**Short problem**
Read through the entries below and return each line with the word "will".
╭─ Dataset excerpts
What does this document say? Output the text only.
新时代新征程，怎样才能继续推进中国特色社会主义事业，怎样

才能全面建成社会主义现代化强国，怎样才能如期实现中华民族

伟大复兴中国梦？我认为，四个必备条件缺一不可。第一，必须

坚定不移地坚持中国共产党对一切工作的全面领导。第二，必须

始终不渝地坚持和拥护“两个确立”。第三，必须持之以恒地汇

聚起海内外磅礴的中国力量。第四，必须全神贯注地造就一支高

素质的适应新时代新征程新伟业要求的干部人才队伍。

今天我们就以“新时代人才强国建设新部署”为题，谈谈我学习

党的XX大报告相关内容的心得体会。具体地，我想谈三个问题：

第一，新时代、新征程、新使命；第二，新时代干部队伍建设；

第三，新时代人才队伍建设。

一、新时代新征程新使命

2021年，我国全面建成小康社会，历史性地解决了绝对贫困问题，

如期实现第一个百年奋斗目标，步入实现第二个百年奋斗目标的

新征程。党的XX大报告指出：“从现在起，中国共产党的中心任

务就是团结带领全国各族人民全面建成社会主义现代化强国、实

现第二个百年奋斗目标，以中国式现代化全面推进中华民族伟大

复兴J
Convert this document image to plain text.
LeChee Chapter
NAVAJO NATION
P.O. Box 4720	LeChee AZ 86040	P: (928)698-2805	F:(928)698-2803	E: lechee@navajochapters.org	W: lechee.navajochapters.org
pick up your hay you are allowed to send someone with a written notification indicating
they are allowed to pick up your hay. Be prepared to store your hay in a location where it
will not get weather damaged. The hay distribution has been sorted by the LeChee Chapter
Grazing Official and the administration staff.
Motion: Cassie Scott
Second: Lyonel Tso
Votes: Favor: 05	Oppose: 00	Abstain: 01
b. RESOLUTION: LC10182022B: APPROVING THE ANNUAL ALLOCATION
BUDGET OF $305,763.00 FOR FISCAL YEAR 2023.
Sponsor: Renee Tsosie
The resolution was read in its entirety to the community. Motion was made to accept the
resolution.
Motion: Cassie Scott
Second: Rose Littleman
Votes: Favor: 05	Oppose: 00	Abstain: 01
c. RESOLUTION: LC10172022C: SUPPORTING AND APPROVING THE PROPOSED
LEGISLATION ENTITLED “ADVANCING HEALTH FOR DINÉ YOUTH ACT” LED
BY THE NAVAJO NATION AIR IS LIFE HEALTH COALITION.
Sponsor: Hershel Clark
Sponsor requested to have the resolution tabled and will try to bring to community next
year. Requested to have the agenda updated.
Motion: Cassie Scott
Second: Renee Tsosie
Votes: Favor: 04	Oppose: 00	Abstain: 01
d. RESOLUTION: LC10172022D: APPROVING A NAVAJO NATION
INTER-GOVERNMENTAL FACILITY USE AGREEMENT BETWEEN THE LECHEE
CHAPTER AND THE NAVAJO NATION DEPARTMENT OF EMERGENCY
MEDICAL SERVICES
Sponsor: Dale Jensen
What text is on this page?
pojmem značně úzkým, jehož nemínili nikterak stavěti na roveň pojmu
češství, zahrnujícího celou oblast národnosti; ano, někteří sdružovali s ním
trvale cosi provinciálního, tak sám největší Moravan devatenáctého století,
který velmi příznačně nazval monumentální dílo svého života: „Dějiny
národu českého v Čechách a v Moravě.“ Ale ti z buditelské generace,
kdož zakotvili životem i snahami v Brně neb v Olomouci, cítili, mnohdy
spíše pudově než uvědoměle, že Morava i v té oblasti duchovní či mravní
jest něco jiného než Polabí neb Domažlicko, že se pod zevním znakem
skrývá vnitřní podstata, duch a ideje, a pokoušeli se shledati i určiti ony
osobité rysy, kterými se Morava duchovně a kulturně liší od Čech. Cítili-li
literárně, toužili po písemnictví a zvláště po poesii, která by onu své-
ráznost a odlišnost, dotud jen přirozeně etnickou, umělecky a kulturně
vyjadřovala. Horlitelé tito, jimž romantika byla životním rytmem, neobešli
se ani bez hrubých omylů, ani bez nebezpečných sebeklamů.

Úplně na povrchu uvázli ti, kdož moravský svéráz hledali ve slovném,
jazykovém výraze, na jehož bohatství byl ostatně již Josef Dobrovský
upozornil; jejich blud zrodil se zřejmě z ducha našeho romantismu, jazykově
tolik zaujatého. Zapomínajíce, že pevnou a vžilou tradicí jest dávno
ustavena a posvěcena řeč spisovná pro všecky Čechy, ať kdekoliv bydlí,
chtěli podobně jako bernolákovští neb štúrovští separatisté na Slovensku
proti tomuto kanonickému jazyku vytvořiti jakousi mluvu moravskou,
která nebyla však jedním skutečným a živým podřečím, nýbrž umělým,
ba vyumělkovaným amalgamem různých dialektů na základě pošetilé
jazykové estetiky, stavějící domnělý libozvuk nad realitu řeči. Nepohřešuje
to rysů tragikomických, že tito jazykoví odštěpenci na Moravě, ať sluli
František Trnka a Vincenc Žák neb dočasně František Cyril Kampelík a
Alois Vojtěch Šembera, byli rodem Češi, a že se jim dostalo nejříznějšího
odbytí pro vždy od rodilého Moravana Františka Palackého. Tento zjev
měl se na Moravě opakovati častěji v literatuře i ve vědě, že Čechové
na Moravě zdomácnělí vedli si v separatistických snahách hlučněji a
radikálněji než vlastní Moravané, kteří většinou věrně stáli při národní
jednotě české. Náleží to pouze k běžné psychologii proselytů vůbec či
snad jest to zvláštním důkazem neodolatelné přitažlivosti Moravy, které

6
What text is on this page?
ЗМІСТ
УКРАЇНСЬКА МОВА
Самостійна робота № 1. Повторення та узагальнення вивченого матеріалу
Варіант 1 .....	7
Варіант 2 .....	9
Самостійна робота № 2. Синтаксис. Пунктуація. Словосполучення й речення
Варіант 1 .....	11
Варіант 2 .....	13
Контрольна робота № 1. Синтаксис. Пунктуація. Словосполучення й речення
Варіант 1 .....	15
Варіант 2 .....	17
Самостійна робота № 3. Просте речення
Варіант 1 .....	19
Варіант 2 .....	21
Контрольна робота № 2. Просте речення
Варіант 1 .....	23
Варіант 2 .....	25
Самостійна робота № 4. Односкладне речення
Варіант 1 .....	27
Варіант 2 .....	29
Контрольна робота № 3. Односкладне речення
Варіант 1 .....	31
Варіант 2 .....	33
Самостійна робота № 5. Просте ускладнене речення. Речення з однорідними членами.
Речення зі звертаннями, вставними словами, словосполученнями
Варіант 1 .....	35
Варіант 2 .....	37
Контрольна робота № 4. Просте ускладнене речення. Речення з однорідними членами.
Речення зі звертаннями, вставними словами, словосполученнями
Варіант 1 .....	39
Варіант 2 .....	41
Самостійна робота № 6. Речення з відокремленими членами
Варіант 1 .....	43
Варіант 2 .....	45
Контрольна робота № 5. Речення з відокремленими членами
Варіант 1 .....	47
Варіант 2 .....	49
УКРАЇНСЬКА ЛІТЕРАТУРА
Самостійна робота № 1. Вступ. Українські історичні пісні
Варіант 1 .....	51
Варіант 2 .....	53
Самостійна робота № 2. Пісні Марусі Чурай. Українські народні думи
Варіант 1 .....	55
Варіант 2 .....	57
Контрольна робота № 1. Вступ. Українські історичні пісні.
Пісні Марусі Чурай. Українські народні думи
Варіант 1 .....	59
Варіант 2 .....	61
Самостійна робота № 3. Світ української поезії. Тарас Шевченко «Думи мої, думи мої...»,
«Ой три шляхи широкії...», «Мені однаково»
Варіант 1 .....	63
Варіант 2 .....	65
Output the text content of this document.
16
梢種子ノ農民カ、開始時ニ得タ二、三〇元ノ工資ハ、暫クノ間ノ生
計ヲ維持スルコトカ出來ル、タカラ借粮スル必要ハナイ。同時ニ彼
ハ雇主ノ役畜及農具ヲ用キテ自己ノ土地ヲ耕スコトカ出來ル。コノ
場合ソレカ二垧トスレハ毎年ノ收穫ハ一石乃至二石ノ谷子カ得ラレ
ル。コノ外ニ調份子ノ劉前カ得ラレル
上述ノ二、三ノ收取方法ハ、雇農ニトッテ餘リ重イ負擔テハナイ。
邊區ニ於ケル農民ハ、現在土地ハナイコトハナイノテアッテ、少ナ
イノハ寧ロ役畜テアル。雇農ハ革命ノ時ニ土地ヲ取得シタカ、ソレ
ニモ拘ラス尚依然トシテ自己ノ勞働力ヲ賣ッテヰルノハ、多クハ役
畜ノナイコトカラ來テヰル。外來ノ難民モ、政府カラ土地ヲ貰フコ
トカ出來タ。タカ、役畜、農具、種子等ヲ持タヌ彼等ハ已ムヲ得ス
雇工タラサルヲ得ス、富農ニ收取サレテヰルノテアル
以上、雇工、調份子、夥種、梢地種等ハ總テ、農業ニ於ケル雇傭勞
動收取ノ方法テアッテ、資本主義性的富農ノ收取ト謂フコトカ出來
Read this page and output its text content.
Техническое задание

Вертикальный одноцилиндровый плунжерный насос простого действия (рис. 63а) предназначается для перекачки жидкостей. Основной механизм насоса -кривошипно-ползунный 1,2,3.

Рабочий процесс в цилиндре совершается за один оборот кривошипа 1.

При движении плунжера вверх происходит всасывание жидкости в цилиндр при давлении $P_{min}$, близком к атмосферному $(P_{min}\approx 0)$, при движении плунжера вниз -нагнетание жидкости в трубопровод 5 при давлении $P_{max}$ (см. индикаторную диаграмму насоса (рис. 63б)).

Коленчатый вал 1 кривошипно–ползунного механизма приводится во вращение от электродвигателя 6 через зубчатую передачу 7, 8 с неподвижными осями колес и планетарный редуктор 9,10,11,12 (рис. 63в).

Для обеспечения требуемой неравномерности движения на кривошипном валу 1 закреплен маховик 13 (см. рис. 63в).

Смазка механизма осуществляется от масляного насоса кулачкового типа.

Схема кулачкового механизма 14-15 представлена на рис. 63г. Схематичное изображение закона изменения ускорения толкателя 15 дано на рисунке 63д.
╰─
**Solution for this problem**
will not get weather damaged. The hay distribution has been sorted by the LeChee Chapter
Sponsor requested to have the resolution tabled and will try to bring to community next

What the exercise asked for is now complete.